— Instructions to follow —
Show every line of the records below that contains the word "Grüter".

— Extracted data —
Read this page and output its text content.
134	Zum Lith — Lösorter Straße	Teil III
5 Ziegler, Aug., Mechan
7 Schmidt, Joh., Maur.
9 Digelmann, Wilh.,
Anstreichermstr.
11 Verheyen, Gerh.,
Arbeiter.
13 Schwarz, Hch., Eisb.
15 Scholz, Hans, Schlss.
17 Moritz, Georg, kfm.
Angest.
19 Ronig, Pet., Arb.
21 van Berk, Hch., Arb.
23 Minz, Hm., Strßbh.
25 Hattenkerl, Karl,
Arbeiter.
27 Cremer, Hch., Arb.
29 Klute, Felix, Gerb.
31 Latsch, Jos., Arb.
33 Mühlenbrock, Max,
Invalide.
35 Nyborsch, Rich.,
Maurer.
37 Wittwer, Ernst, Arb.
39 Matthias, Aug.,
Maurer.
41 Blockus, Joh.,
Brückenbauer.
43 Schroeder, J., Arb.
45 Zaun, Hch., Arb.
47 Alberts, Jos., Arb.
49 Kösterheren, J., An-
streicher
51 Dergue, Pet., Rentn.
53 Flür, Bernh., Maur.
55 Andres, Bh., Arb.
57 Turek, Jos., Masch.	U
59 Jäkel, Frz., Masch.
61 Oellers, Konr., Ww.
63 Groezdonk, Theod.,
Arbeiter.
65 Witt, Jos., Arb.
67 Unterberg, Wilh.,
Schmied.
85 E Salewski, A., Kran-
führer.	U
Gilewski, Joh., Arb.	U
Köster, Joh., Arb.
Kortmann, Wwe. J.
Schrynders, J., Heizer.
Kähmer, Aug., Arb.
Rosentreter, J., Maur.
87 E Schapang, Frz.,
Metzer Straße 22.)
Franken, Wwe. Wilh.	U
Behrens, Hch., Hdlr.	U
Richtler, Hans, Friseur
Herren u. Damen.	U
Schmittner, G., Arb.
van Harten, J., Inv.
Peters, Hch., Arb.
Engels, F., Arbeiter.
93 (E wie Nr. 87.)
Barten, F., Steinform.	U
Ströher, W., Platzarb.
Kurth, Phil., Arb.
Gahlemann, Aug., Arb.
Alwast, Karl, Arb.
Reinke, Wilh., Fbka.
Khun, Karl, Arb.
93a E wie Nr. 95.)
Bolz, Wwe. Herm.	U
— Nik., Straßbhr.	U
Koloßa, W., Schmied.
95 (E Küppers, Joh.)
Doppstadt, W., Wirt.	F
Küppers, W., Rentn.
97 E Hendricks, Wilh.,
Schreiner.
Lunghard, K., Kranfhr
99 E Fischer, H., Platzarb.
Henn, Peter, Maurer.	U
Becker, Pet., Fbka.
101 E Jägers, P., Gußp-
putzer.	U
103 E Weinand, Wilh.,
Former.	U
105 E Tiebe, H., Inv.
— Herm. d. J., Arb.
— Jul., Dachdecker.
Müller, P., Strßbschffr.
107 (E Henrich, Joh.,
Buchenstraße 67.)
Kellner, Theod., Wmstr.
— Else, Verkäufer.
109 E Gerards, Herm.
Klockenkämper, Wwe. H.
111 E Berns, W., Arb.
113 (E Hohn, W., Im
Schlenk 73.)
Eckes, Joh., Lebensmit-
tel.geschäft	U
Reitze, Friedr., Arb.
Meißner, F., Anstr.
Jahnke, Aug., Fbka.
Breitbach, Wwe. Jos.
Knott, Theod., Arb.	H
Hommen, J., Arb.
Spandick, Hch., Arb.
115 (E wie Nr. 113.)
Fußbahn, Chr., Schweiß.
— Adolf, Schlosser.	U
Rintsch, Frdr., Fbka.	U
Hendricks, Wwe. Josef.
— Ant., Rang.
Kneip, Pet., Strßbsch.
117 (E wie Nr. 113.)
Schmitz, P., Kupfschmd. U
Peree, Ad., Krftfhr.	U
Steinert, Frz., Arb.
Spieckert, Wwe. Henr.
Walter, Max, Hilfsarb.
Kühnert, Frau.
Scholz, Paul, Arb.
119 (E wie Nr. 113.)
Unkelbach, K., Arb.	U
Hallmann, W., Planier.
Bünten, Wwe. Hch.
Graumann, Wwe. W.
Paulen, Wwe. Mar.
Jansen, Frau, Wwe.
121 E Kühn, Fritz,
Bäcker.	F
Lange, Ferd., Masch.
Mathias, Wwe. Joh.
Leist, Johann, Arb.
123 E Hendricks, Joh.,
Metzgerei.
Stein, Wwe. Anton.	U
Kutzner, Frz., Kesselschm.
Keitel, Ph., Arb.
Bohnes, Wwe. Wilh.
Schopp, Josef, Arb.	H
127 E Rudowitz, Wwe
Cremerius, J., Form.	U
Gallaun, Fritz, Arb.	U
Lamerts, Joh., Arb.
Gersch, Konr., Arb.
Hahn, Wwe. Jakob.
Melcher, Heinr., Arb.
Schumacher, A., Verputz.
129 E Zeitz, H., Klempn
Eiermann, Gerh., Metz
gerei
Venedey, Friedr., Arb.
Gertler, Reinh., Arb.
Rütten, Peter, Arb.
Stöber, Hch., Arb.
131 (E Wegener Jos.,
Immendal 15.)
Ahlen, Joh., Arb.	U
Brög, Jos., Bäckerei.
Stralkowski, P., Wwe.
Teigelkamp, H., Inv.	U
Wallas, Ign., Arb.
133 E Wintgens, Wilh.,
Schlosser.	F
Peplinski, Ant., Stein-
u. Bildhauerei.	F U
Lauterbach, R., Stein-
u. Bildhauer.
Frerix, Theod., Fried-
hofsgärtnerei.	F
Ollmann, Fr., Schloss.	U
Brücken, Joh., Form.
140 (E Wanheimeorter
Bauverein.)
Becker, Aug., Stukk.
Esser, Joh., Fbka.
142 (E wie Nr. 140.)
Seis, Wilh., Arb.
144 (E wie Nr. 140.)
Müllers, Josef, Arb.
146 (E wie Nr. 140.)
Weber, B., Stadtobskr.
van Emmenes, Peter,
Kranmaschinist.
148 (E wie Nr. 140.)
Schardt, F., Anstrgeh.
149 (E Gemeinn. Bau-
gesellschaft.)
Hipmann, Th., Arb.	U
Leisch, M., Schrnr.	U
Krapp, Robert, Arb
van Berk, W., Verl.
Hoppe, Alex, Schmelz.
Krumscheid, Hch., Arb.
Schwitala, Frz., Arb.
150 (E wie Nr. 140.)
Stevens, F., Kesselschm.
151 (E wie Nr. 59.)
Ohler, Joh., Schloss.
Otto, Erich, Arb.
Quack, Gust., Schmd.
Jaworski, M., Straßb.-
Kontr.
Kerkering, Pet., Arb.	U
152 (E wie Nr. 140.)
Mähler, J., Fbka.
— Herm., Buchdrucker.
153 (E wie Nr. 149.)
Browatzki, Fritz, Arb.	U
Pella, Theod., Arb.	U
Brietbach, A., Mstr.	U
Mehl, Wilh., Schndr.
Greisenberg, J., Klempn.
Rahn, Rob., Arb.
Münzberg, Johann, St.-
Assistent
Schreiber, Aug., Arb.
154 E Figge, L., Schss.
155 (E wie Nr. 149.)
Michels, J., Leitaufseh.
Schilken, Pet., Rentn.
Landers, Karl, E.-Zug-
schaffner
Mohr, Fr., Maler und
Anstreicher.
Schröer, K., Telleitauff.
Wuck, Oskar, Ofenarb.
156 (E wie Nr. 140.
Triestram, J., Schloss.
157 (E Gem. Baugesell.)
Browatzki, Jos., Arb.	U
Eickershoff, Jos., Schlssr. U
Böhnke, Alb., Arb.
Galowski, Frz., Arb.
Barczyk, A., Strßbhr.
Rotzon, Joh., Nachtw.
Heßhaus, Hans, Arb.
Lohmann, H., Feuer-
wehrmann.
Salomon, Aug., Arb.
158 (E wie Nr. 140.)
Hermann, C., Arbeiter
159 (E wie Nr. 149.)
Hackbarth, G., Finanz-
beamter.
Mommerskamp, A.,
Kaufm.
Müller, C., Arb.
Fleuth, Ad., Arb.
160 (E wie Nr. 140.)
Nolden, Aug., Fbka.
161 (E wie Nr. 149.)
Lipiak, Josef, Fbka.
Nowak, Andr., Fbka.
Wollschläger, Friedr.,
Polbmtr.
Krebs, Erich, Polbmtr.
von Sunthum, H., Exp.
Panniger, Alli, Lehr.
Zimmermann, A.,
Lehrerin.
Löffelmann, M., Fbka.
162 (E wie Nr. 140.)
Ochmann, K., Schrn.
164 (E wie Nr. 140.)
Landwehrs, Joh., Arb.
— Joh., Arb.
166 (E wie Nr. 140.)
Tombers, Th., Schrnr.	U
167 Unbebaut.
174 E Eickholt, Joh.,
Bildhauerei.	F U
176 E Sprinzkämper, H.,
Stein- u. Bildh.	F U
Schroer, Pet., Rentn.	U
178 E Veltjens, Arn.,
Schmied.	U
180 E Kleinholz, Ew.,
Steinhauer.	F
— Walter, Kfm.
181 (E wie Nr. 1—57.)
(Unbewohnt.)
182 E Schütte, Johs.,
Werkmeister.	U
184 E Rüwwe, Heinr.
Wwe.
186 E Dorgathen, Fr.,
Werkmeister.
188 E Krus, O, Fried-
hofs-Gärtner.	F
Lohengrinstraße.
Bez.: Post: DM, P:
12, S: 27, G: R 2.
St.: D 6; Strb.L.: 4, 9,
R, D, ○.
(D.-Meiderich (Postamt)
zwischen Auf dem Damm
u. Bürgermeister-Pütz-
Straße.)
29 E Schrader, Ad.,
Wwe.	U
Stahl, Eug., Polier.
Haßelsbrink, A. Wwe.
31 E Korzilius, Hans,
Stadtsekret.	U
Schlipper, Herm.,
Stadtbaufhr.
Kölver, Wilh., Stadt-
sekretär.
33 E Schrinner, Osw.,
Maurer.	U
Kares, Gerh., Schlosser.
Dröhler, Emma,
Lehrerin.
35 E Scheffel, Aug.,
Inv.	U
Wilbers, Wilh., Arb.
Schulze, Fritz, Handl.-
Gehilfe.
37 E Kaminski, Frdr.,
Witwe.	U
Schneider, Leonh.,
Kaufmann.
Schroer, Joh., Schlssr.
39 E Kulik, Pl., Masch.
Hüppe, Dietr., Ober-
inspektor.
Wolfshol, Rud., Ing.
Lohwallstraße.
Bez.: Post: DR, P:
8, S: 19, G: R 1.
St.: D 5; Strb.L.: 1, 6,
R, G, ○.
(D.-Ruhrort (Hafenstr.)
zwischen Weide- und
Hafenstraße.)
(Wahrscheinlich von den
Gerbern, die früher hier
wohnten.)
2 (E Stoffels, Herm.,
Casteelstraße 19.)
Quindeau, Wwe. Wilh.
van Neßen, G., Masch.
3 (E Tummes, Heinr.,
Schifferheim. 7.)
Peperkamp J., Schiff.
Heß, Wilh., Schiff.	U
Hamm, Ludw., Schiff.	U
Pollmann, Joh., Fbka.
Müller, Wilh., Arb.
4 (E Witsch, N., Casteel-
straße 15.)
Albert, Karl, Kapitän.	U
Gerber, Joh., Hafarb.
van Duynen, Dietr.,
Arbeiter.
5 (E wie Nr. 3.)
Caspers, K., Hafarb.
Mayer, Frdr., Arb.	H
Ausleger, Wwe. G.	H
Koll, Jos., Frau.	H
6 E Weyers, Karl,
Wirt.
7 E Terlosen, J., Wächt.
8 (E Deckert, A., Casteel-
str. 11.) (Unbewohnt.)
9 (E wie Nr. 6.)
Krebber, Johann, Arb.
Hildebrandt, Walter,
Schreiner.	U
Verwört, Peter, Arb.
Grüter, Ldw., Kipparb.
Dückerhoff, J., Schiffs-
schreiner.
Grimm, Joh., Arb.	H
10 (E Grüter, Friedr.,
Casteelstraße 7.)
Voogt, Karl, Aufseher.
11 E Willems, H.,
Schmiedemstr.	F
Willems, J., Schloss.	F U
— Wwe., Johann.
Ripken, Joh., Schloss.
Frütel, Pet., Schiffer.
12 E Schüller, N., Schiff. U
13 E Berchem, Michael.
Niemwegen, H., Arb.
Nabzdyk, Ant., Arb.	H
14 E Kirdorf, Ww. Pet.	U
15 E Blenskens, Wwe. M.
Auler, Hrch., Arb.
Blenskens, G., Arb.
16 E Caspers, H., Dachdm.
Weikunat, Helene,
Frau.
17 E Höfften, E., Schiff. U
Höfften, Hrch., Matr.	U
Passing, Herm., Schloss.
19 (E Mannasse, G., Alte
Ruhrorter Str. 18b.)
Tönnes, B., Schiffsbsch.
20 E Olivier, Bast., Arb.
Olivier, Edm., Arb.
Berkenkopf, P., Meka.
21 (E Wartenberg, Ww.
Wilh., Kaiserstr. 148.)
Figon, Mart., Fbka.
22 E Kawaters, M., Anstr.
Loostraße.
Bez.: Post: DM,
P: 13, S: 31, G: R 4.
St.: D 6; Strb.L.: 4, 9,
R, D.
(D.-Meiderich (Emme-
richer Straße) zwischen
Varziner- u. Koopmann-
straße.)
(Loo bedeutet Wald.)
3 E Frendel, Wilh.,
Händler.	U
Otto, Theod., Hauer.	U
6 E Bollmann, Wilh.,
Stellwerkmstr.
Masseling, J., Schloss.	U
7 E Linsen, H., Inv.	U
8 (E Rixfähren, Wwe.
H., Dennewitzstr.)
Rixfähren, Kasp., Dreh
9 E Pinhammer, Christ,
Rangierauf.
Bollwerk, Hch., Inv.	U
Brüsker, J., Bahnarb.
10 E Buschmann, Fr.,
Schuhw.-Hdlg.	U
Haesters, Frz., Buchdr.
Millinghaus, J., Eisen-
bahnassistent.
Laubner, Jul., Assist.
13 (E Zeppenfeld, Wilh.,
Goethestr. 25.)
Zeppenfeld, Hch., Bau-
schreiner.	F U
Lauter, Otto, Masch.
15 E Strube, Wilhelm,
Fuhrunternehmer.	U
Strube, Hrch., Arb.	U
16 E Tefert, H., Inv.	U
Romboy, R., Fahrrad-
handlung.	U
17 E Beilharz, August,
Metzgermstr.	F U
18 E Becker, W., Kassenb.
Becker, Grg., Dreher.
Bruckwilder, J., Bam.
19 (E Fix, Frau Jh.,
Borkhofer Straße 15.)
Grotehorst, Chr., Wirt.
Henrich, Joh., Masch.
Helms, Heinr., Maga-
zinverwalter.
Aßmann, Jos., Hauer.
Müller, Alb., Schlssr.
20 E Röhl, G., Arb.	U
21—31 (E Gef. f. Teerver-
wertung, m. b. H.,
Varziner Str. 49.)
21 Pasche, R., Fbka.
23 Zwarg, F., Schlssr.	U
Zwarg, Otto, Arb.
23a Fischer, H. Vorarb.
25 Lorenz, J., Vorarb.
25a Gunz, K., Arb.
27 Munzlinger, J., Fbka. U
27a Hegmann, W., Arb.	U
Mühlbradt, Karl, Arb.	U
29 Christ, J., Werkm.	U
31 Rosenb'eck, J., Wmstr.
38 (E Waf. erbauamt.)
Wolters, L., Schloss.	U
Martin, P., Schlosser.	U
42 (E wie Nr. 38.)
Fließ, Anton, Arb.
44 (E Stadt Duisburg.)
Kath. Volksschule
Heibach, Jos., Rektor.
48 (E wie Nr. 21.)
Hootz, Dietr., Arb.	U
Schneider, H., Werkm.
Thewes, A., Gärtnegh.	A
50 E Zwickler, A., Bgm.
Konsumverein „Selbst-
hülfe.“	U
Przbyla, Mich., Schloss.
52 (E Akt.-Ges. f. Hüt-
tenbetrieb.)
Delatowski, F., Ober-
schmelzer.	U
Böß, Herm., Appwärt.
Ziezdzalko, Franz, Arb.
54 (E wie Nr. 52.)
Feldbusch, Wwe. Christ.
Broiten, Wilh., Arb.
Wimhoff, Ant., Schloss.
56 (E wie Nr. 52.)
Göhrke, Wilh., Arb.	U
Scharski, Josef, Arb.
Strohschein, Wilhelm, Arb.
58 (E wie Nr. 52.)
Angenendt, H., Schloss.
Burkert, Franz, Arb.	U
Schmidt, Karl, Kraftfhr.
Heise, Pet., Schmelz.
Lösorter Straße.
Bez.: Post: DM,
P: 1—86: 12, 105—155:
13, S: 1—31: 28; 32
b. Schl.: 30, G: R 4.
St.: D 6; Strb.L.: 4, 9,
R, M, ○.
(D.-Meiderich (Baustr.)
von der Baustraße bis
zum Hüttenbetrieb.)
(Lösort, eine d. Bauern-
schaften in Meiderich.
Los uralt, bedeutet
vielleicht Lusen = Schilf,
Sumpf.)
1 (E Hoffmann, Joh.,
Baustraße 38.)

— Output for this task —
Grüter, Ldw., Kipparb.
10 (E Grüter, Friedr.,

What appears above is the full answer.